Страница:
"""

Андрей Перла. Большое спасибо, Егор Станиславович. Я думаю, что будет правильно обратиться ко всем впоследствии выступающим с пожеланием в своих сообщениях учитывать то, что было сказано до них. К нам дистанционно присоединяется Юрий Иванович Подоляка, знаменитый военкор и блогер.
Юрий Подоляка. Да, спасибо. Только я не военкор, я блогер, военкором меня нельзя назвать. Да, по результатам опроса мы увидели очень хорошие цифры. Я заблаговременно изучил материалы исследования, и по моему мнению, не всё так однозначно, как мы можем видеть в представленных социологических данных.
Увы, против нас, действительно, работает вся информационная машина Запада. Но сбои у нее очевидны, и некоторые позитивные переломы в сознании мы уже получили. Если мы сможем объединить наши усилия и скоординировать действия, то решим важнейшую проблему, необходимую для победы в информационной войне. Вот, просто сужу по военкорам. Они между собой чувствуют конкуренцию. То есть, они не соратники, а конкуренты. То есть, я с ними общаюсь – отдельно с одним, с другим, с третьим. И видно, что год войны прошел, а они до сих пор считают себя конкурентами. Это надо как-то искоренять, находить площадки, которые будут объединять позиции. И, в конце концов, нам нужно понять, что это наша общая война, для нашей единой Победы. Всё остальное вторично, и все споры можно пока отложить, и уже после Победы выяснять, как дальше мы будем эту Победу использовать для развития страны. Это важнейший момент.
Второй важнейший момент – это в очередной раз доказала нынешняя ситуация, что информационная война – это важнейшая составляющая собственно идущей войны. Причем, если мы внимательно проследим труды наших предков, в том числе, живших в античности, информационное подавление – всегда было важнейшей составляющей войны. Просто инструментов тогда было мало, а сейчас все больше и больше информационная война является определяющим фактором победы или поражения.
И киевский режим это тоже прекрасно понимает. И зачастую жертвует и военной, и политической составляющей, ради информационной. Мои внутренние исследования показывают, что их устойчивость обусловлена в первую очередь даже не военной помощью Запада, без которой они бы, конечно, тоже провалились, а тем, что именно информационно они пока еще контролируют свою территорию. И большинство населения Украины в том или ином виде, неважно, из-за того, что их обманули или они искренне ненавидят, но все равно желают победы этой страны, и даже многие еще готовы ради этой победы чем-то жертвовать.
Хотя есть положительная тенденция, наметившаяся с осени прошлого года, – количество людей, которые не хотят уже жертвовать чем-либо ради этого режима, очень быстро растет. Я надеюсь, что, если ничего принципиально не изменится, в 23-м году этот коренный перелом не только не закончится, но и приведет к очень серьезным последствиям для режима. Не знаю, останется ли Зеленский жив, по итогу, или нет, это уже вопрос второй. Тем не менее, перелом уже есть. И на него тоже нам очень нужно работать.

"""

Список записей:

"""

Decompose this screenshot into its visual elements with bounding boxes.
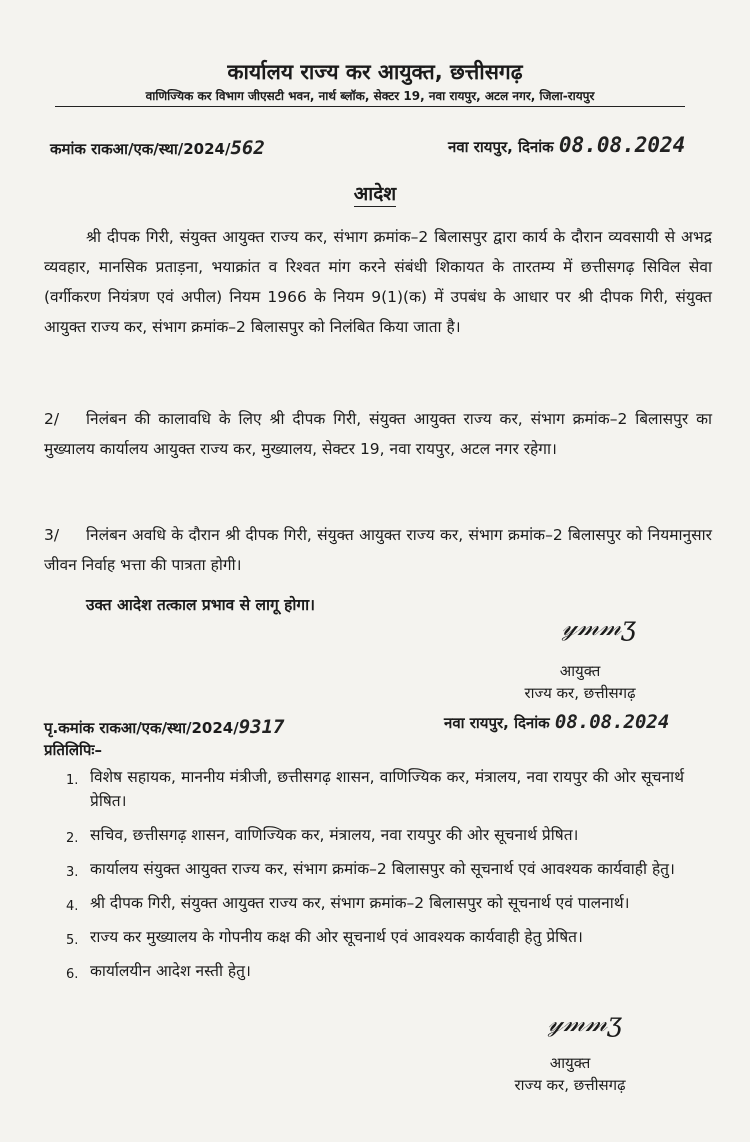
endorsement-number-prefix: पृ.कमांक राकआ/एक/स्था/2024/: [44, 719, 239, 737]
endorsement-place-date: [444, 711, 669, 733]
order-paragraph-3: 3/ निलंबन अवधि के दौरान श्री दीपक गिरी, संयुक्त आयुक्त राज्य कर, संभाग क्रमांक–2 बिलासपुर को नियमानुसार जीवन निर्वाह भत्ता की पात्रता होगी।: [44, 520, 712, 580]
order-number-prefix: कमांक राकआ/एक/स्था/2024/: [50, 140, 231, 158]
order-place-date: [448, 133, 685, 157]
signature-1-designation: आयुक्त: [559, 662, 601, 680]
copy-to-list: [44, 765, 684, 993]
paragraph-2-number: 2/: [44, 410, 60, 428]
list-item: 6. कार्यालयीन आदेश नस्ती हेतु।: [66, 962, 251, 982]
list-item: 2. सचिव, छत्तीसगढ़ शासन, वाणिज्यिक कर, मंत्रालय, नवा रायपुर की ओर सूचनार्थ प्रेषित।: [66, 826, 579, 846]
order-paragraph-2: 2/ निलंबन की कालावधि के लिए श्री दीपक गिरी, संयुक्त आयुक्त राज्य कर, संभाग क्रमांक–2 बिलासपुर का मुख्यालय कार्यालय आयुक्त राज्य कर, मुख्यालय, सेक्टर 19, नवा रायपुर, अटल नगर रहेगा।: [44, 404, 712, 464]
office-address: वाणिज्यिक कर विभाग जीएसटी भवन, नार्थ ब्लॉक, सेक्टर 19, नवा रायपुर, अटल नगर, जिला-रायपुर: [55, 87, 685, 107]
signature-mark-1: 𝓎𝓂𝓂ʒ: [562, 612, 636, 642]
signature-2-designation: आयुक्त: [549, 1054, 591, 1072]
signature-block-1: [470, 660, 690, 704]
signature-block-2: [470, 1052, 670, 1096]
list-item: 4. श्री दीपक गिरी, संयुक्त आयुक्त राज्य कर, संभाग क्रमांक–2 बिलासपुर को सूचनार्थ एवं पालनार्थ।: [66, 894, 630, 914]
signature-mark-2: 𝓎𝓂𝓂ʒ: [548, 1008, 622, 1038]
paragraph-3-number: 3/: [44, 526, 60, 544]
order-number: [50, 137, 265, 159]
list-item: 1. विशेष सहायक, माननीय मंत्रीजी, छत्तीसगढ़ शासन, वाणिज्यिक कर, मंत्रालय, नवा रायपुर की ओर सूचनार्थ प्रेषित।: [66, 768, 684, 810]
list-item: 3. कार्यालय संयुक्त आयुक्त राज्य कर, संभाग क्रमांक–2 बिलासपुर को सूचनार्थ एवं आवश्यक कार्यवाही हेतु।: [66, 860, 675, 880]
endorsement-place-date-prefix: नवा रायपुर, दिनांक: [444, 714, 550, 732]
signature-1-office: राज्य कर, छत्तीसगढ़: [524, 684, 636, 702]
list-item: 5. राज्य कर मुख्यालय के गोपनीय कक्ष की ओर सूचनार्थ एवं आवश्यक कार्यवाही हेतु प्रेषित।: [66, 928, 583, 948]
order-paragraph-1: श्री दीपक गिरी, संयुक्त आयुक्त राज्य कर, संभाग क्रमांक–2 बिलासपुर द्वारा कार्य के दौरान व्यवसायी से अभद्र व्यवहार, मानसिक प्रताड़ना, भयाक्रांत व रिश्वत मांग करने संबंधी शिकायत के तारतम्य में छत्तीसगढ़ सिविल सेवा (वर्गीकरण नियंत्रण एवं अपील) नियम 1966 के नियम 9(1)(क) में उपबंध के आधार पर श्री दीपक गिरी, संयुक्त आयुक्त राज्य कर, संभाग क्रमांक–2 बिलासपुर को निलंबित किया जाता है।: [44, 228, 712, 336]
order-place-date-prefix: नवा रायपुर, दिनांक: [448, 138, 554, 156]
endorsement-number: [44, 716, 284, 738]
order-number-handwritten: 562: [230, 137, 265, 159]
order-heading: आदेश: [353, 183, 397, 205]
endorsement-date-handwritten: 08.08.2024: [554, 711, 670, 733]
order-date-handwritten: 08.08.2024: [558, 133, 686, 157]
signature-2-office: राज्य कर, छत्तीसगढ़: [514, 1076, 626, 1094]
copy-to-label: प्रतिलिपिः–: [44, 741, 102, 759]
office-title: कार्यालय राज्य कर आयुक्त, छत्तीसगढ़: [227, 60, 523, 84]
order-closing: उक्त आदेश तत्काल प्रभाव से लागू होगा।: [86, 596, 316, 614]
endorsement-number-handwritten: 9317: [238, 716, 285, 738]
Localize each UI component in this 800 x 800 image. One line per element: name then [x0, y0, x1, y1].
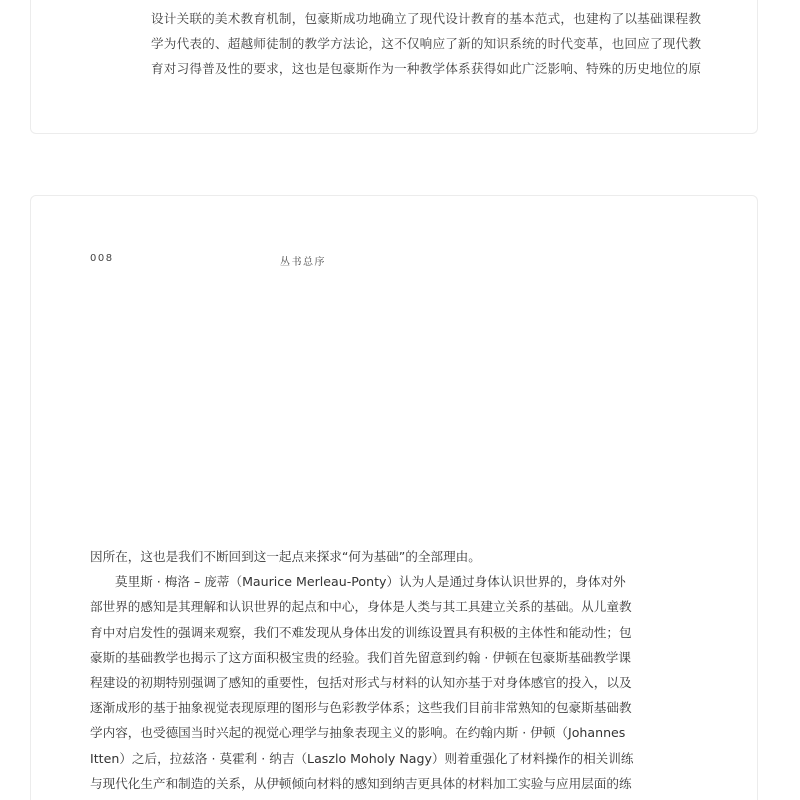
text-line: 程建设的初期特别强调了感知的重要性，包括对形式与材料的认知亦基于对身体感官的投入，以及 [90, 674, 632, 690]
text-line: 逐渐成形的基于抽象视觉表现原理的图形与色彩教学体系；这些我们目前非常熟知的包豪斯基础教 [90, 700, 632, 716]
text-line: 因所在，这也是我们不断回到这一起点来探求“何为基础”的全部理由。 [90, 549, 481, 564]
text-line: 学为代表的、超越师徒制的教学方法论，这不仅响应了新的知识系统的时代变革，也回应了现代教 [151, 36, 702, 51]
previous-page [30, 0, 758, 134]
current-page [30, 195, 758, 800]
text-line: 育对习得普及性的要求，这也是包豪斯作为一种教学体系获得如此广泛影响、特殊的历史地位的原 [151, 61, 702, 76]
text-line: 学内容，也受德国当时兴起的视觉心理学与抽象表现主义的影响。在约翰内斯 · 伊顿（Johannes [90, 725, 626, 741]
text-line: 育中对启发性的强调来观察，我们不难发现从身体出发的训练设置具有积极的主体性和能动性；包 [90, 624, 632, 640]
page-body-text [90, 544, 645, 796]
text-line: 与现代化生产和制造的关系，从伊顿倾向材料的感知到纳吉更具体的材料加工实验与应用层面的练 [90, 775, 632, 791]
text-line: 设计关联的美术教育机制，包豪斯成功地确立了现代设计教育的基本范式，也建构了以基础课程教 [151, 11, 702, 26]
running-title: 丛书总序 [280, 257, 326, 268]
text-line: Itten）之后，拉兹洛 · 莫霍利 · 纳吉（Laszlo Moholy Nagy）则着重强化了材料操作的相关训练 [90, 750, 634, 766]
previous-page-text [151, 6, 703, 81]
text-line: 部世界的感知是其理解和认识世界的起点和中心，身体是人类与其工具建立关系的基础。从儿童教 [90, 599, 632, 615]
page-number: 008 [90, 253, 114, 264]
paragraph-first-line: 莫里斯 · 梅洛 – 庞蒂（Maurice Merleau-Ponty）认为人是通过身体认识世界的，身体对外 [115, 574, 626, 590]
text-line: 豪斯的基础教学也揭示了这方面积极宝贵的经验。我们首先留意到约翰 · 伊顿在包豪斯基础教学课 [90, 649, 631, 665]
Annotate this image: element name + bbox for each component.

"""

Формулировка задания A:
Кем называет себя Юрий Подоляка в выступлении об информационной войне, отказываясь от слова «военкор»?
Формулировка задания B:
Изложите выступление об информационной войне в двух предложениях.
Формулировка задания C:
Продолжите выступление Юрия Подоляки об информационной войне после его последней фразы.

Результат выполнения A:
Блогером.

Результат выполнения B:
Юрий Подоляка считает информационную войну всё более определяющим фактором победы или поражения и призывает военкоров перестать видеть друг в друге конкурентов и объединить усилия. По его словам, устойчивость киевского режима обусловлена прежде всего информационным контролем над своей территорией, хотя с осени прошлого года быстро растёт число людей, не желающих ничем жертвовать ради этого режима.

Результат выполнения C:
Ну и соответственно, самое важное в информационной войне – это не просто критика и работа с населением, которое мы освобождаем, а еще и доведение до наших граждан нашей идеологической концепции: к чему мы стремимся, ради чего идет война. Я общаюсь с солдатами. И до сих пор, кстати, многие солдаты задают мне вопрос: а ради чего мы воюем? То есть, солдат, который уже много месяцев на войне, причем, это я с контрактником общался, он не знает, за что он воюет. Политическая работа у нас, к сожалению, идет очень и очень слабо, за исключением некоторых подразделений, в первую очередь, добровольческих, там все нормально.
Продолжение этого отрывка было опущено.